Dataset entries on figures
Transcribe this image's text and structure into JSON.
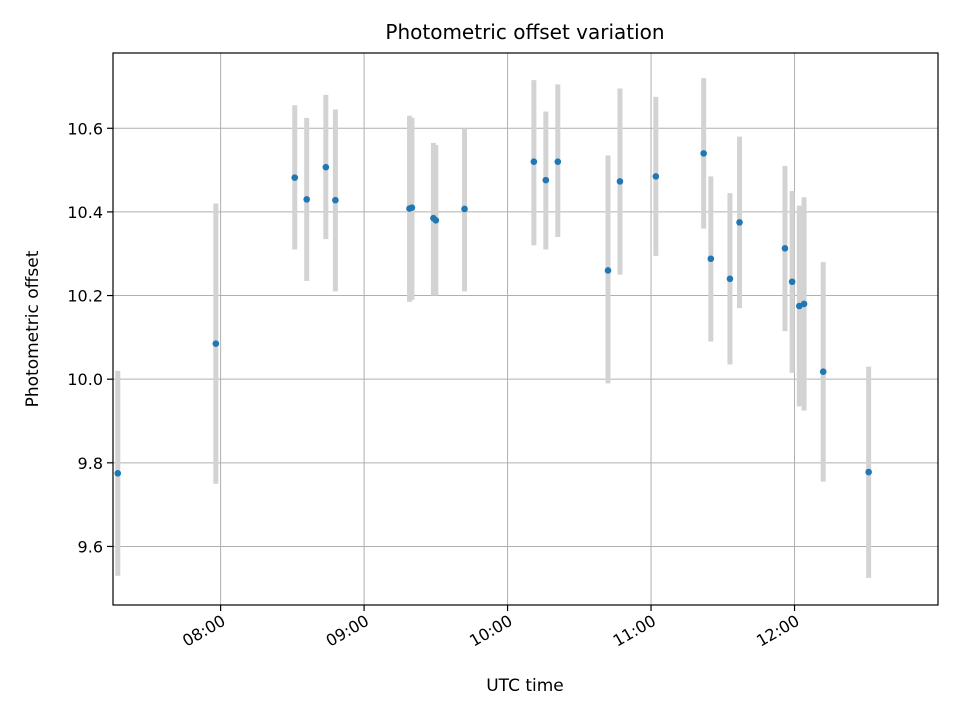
{
  "chart_data": {
    "type": "scatter",
    "title": "Photometric offset variation",
    "xlabel": "UTC time",
    "ylabel": "Photometric offset",
    "x_axis_type": "time",
    "xlim": [
      "07:15",
      "13:00"
    ],
    "ylim": [
      9.46,
      10.78
    ],
    "xticks": [
      "08:00",
      "09:00",
      "10:00",
      "11:00",
      "12:00"
    ],
    "yticks": [
      9.6,
      9.8,
      10.0,
      10.2,
      10.4,
      10.6
    ],
    "ytick_labels": [
      "9.6",
      "9.8",
      "10.0",
      "10.2",
      "10.4",
      "10.6"
    ],
    "grid": true,
    "point_color": "#1f77b4",
    "errorbar_color": "#d3d3d3",
    "points": [
      {
        "x": "07:17",
        "y": 9.775,
        "ylo": 9.53,
        "yhi": 10.02
      },
      {
        "x": "07:58",
        "y": 10.085,
        "ylo": 9.75,
        "yhi": 10.42
      },
      {
        "x": "08:31",
        "y": 10.482,
        "ylo": 10.31,
        "yhi": 10.655
      },
      {
        "x": "08:36",
        "y": 10.43,
        "ylo": 10.235,
        "yhi": 10.625
      },
      {
        "x": "08:44",
        "y": 10.507,
        "ylo": 10.335,
        "yhi": 10.68
      },
      {
        "x": "08:48",
        "y": 10.428,
        "ylo": 10.21,
        "yhi": 10.645
      },
      {
        "x": "09:19",
        "y": 10.408,
        "ylo": 10.185,
        "yhi": 10.63
      },
      {
        "x": "09:20",
        "y": 10.41,
        "ylo": 10.19,
        "yhi": 10.625
      },
      {
        "x": "09:29",
        "y": 10.385,
        "ylo": 10.2,
        "yhi": 10.565
      },
      {
        "x": "09:30",
        "y": 10.38,
        "ylo": 10.2,
        "yhi": 10.56
      },
      {
        "x": "09:42",
        "y": 10.407,
        "ylo": 10.21,
        "yhi": 10.6
      },
      {
        "x": "10:11",
        "y": 10.52,
        "ylo": 10.32,
        "yhi": 10.715
      },
      {
        "x": "10:16",
        "y": 10.476,
        "ylo": 10.31,
        "yhi": 10.64
      },
      {
        "x": "10:21",
        "y": 10.52,
        "ylo": 10.34,
        "yhi": 10.705
      },
      {
        "x": "10:42",
        "y": 10.26,
        "ylo": 9.99,
        "yhi": 10.535
      },
      {
        "x": "10:47",
        "y": 10.473,
        "ylo": 10.25,
        "yhi": 10.695
      },
      {
        "x": "11:02",
        "y": 10.485,
        "ylo": 10.295,
        "yhi": 10.675
      },
      {
        "x": "11:22",
        "y": 10.54,
        "ylo": 10.36,
        "yhi": 10.72
      },
      {
        "x": "11:25",
        "y": 10.288,
        "ylo": 10.09,
        "yhi": 10.485
      },
      {
        "x": "11:33",
        "y": 10.24,
        "ylo": 10.035,
        "yhi": 10.445
      },
      {
        "x": "11:37",
        "y": 10.375,
        "ylo": 10.17,
        "yhi": 10.58
      },
      {
        "x": "11:56",
        "y": 10.313,
        "ylo": 10.115,
        "yhi": 10.51
      },
      {
        "x": "11:59",
        "y": 10.233,
        "ylo": 10.015,
        "yhi": 10.45
      },
      {
        "x": "12:02",
        "y": 10.175,
        "ylo": 9.935,
        "yhi": 10.415
      },
      {
        "x": "12:04",
        "y": 10.18,
        "ylo": 9.925,
        "yhi": 10.435
      },
      {
        "x": "12:12",
        "y": 10.018,
        "ylo": 9.755,
        "yhi": 10.28
      },
      {
        "x": "12:31",
        "y": 9.778,
        "ylo": 9.525,
        "yhi": 10.03
      }
    ]
  }
}
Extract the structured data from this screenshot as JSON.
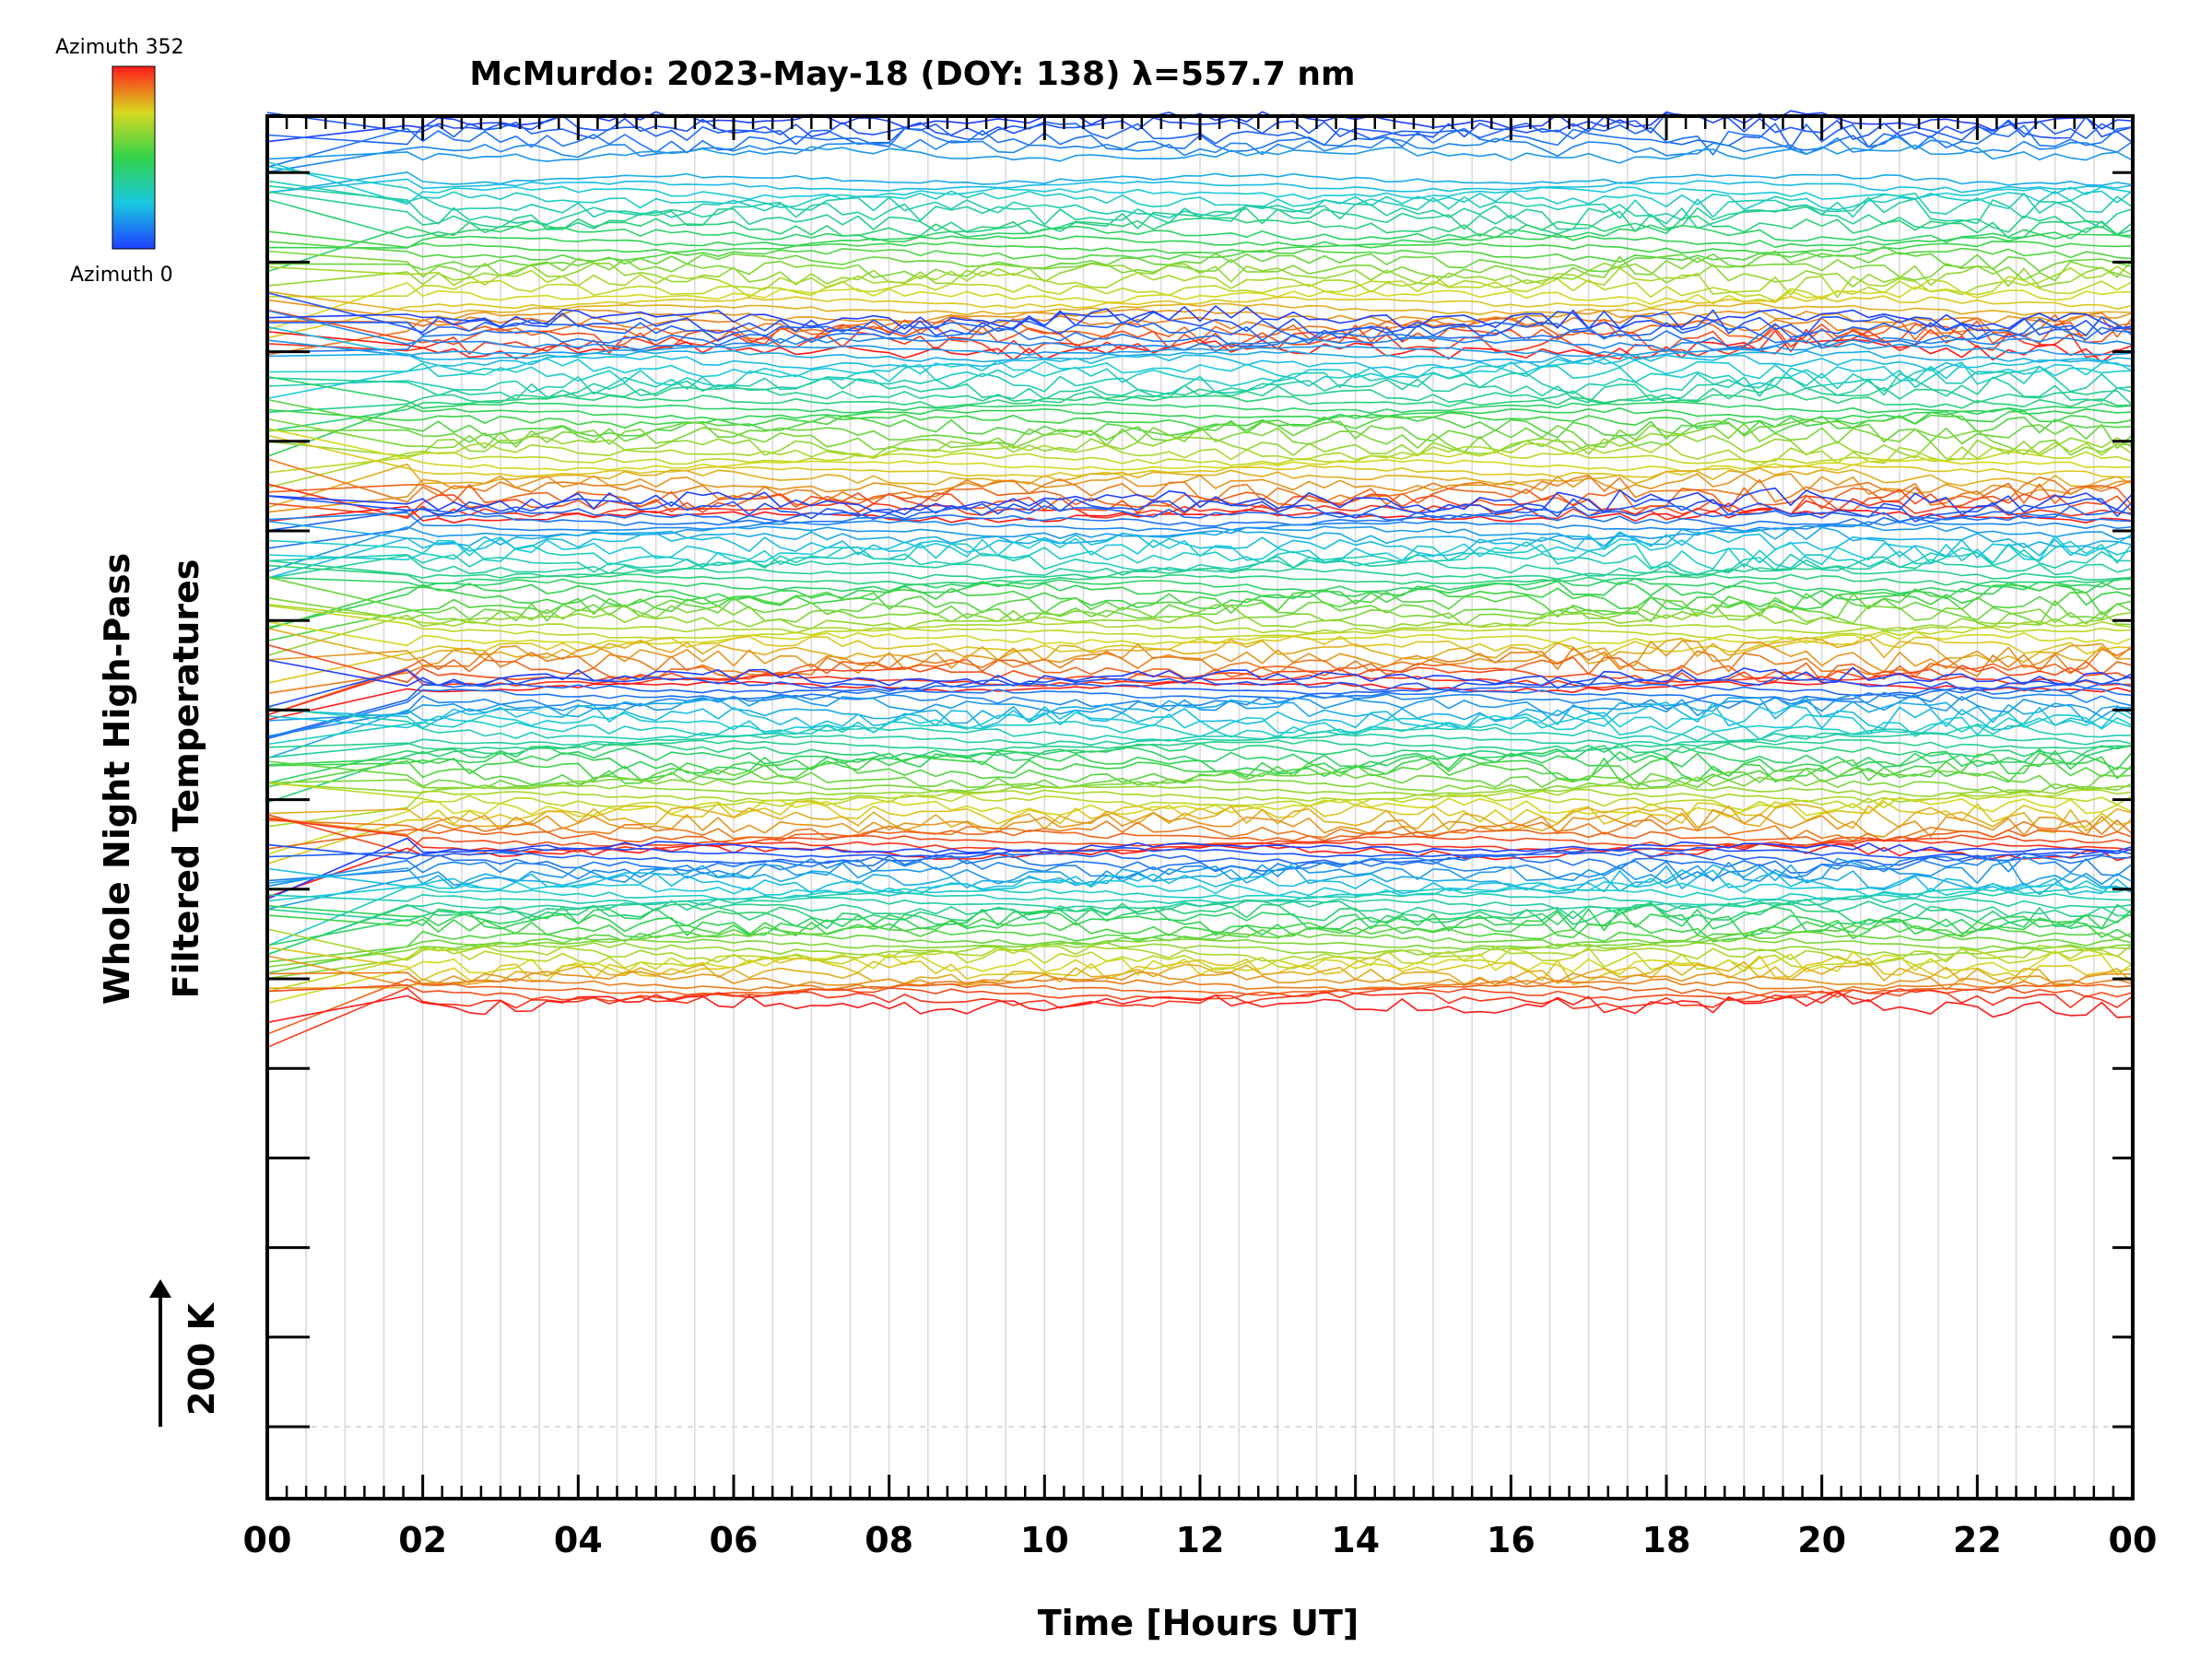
{
  "chart_data": {
    "type": "line",
    "title": "McMurdo: 2023-May-18 (DOY: 138) λ=557.7 nm",
    "xlabel": "Time [Hours UT]",
    "ylabel_line1": "Whole Night High-Pass",
    "ylabel_line2": "Filtered Temperatures",
    "scale_label": "200 K",
    "x_ticks": [
      "00",
      "02",
      "04",
      "06",
      "08",
      "10",
      "12",
      "14",
      "16",
      "18",
      "20",
      "22",
      "00"
    ],
    "xlim": [
      0,
      24
    ],
    "colorbar": {
      "max_label": "Azimuth 352",
      "min_label": "Azimuth 0",
      "colormap": "rainbow",
      "range": [
        0,
        352
      ]
    },
    "grid": true,
    "legend": "none",
    "num_series": 160,
    "num_groups": 5,
    "series_per_group": 32,
    "sample_interval_hours": 0.2,
    "note_series": "stacked high-pass filtered temperature traces, one per azimuth bin, coloured by azimuth"
  }
}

YOUR TASK: Leaving the pictures out, set down exactly the lines from the one with "Extract the structured" through the end of the records.

RIGHT ANSWER:
Extract the structured data from this screenshot as JSON.
{
  "chart_data": {
    "type": "line",
    "title": "McMurdo: 2023-May-18 (DOY: 138) λ=557.7 nm",
    "xlabel": "Time [Hours UT]",
    "ylabel_line1": "Whole Night High-Pass",
    "ylabel_line2": "Filtered Temperatures",
    "scale_label": "200 K",
    "x_ticks": [
      "00",
      "02",
      "04",
      "06",
      "08",
      "10",
      "12",
      "14",
      "16",
      "18",
      "20",
      "22",
      "00"
    ],
    "xlim": [
      0,
      24
    ],
    "colorbar": {
      "max_label": "Azimuth 352",
      "min_label": "Azimuth 0",
      "colormap": "rainbow",
      "range": [
        0,
        352
      ]
    },
    "grid": true,
    "legend": "none",
    "num_series": 160,
    "num_groups": 5,
    "series_per_group": 32,
    "sample_interval_hours": 0.2,
    "note_series": "stacked high-pass filtered temperature traces, one per azimuth bin, coloured by azimuth"
  }
}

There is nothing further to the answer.